**Goal**
Pictures within the data are to be left out; everything else must be reproduced exactly.

[Collected data]
+ + +
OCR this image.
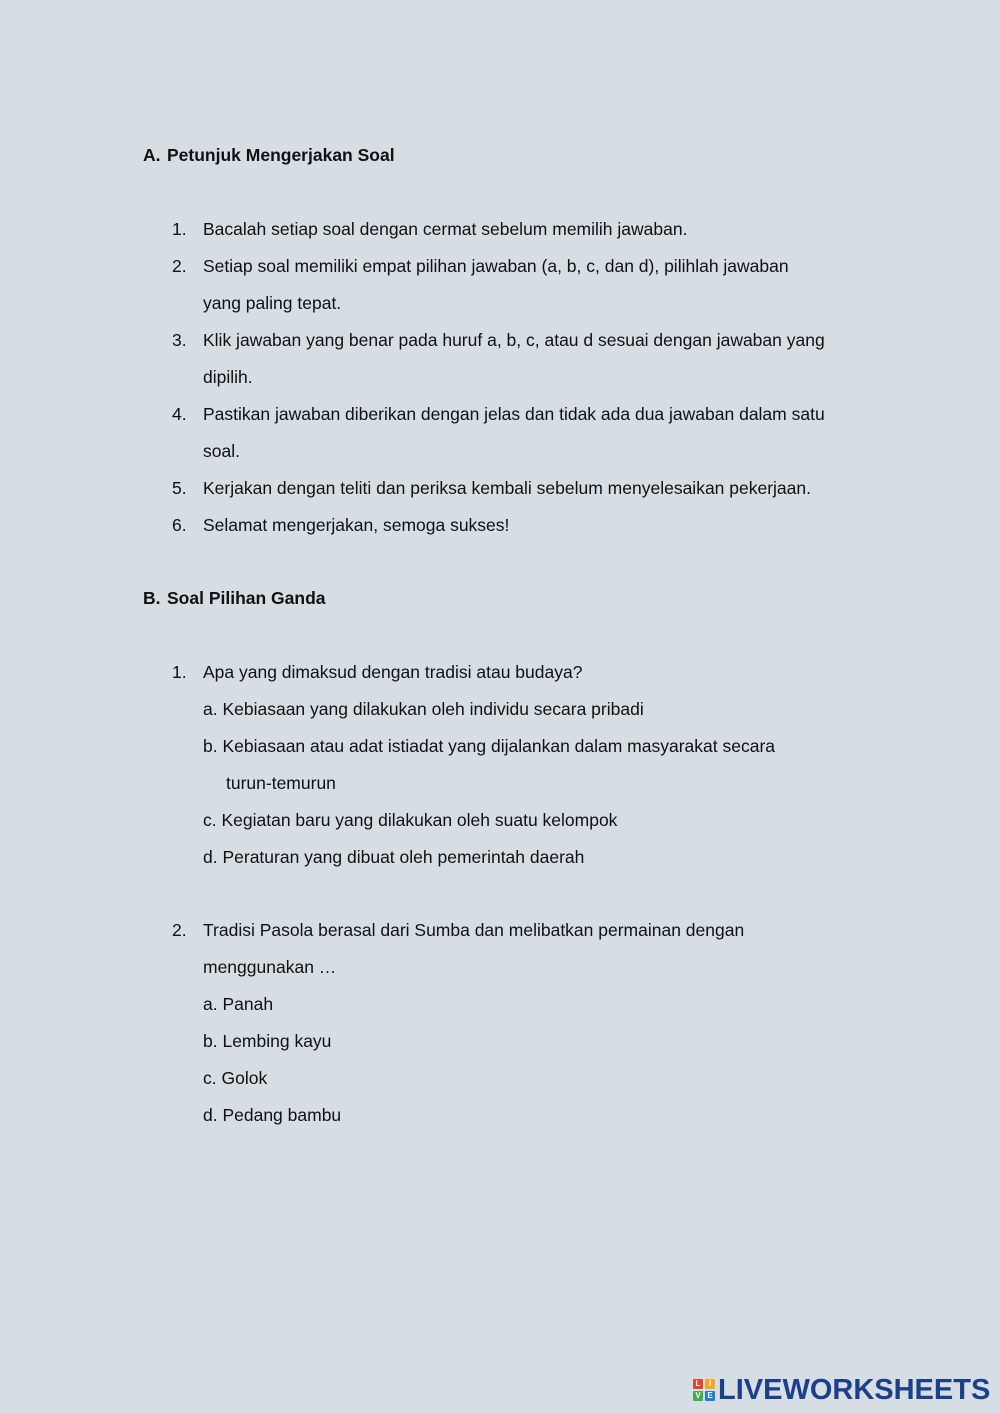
A. Petunjuk Mengerjakan Soal
1. Bacalah setiap soal dengan cermat sebelum memilih jawaban.
2. Setiap soal memiliki empat pilihan jawaban (a, b, c, dan d), pilihlah jawaban
yang paling tepat.
3. Klik jawaban yang benar pada huruf a, b, c, atau d sesuai dengan jawaban yang
dipilih.
4. Pastikan jawaban diberikan dengan jelas dan tidak ada dua jawaban dalam satu
soal.
5. Kerjakan dengan teliti dan periksa kembali sebelum menyelesaikan pekerjaan.
6. Selamat mengerjakan, semoga sukses!
B. Soal Pilihan Ganda
1. Apa yang dimaksud dengan tradisi atau budaya?
a. Kebiasaan yang dilakukan oleh individu secara pribadi
b. Kebiasaan atau adat istiadat yang dijalankan dalam masyarakat secara
turun-temurun
c. Kegiatan baru yang dilakukan oleh suatu kelompok
d. Peraturan yang dibuat oleh pemerintah daerah
2. Tradisi Pasola berasal dari Sumba dan melibatkan permainan dengan
menggunakan …
a. Panah
b. Lembing kayu
c. Golok
d. Pedang bambu
L	I
V E LIVEWORKSHEETS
+ + +
**Expected output**
OCR this image.
A. Petunjuk Mengerjakan Soal
1. Bacalah setiap soal dengan cermat sebelum memilih jawaban.
2. Setiap soal memiliki empat pilihan jawaban (a, b, c, dan d), pilihlah jawaban
yang paling tepat.
3. Klik jawaban yang benar pada huruf a, b, c, atau d sesuai dengan jawaban yang
dipilih.
4. Pastikan jawaban diberikan dengan jelas dan tidak ada dua jawaban dalam satu
soal.
5. Kerjakan dengan teliti dan periksa kembali sebelum menyelesaikan pekerjaan.
6. Selamat mengerjakan, semoga sukses!
B. Soal Pilihan Ganda
1. Apa yang dimaksud dengan tradisi atau budaya?
a. Kebiasaan yang dilakukan oleh individu secara pribadi
b. Kebiasaan atau adat istiadat yang dijalankan dalam masyarakat secara
turun-temurun
c. Kegiatan baru yang dilakukan oleh suatu kelompok
d. Peraturan yang dibuat oleh pemerintah daerah
2. Tradisi Pasola berasal dari Sumba dan melibatkan permainan dengan
menggunakan …
a. Panah
b. Lembing kayu
c. Golok
d. Pedang bambu
L	I
V E LIVEWORKSHEETS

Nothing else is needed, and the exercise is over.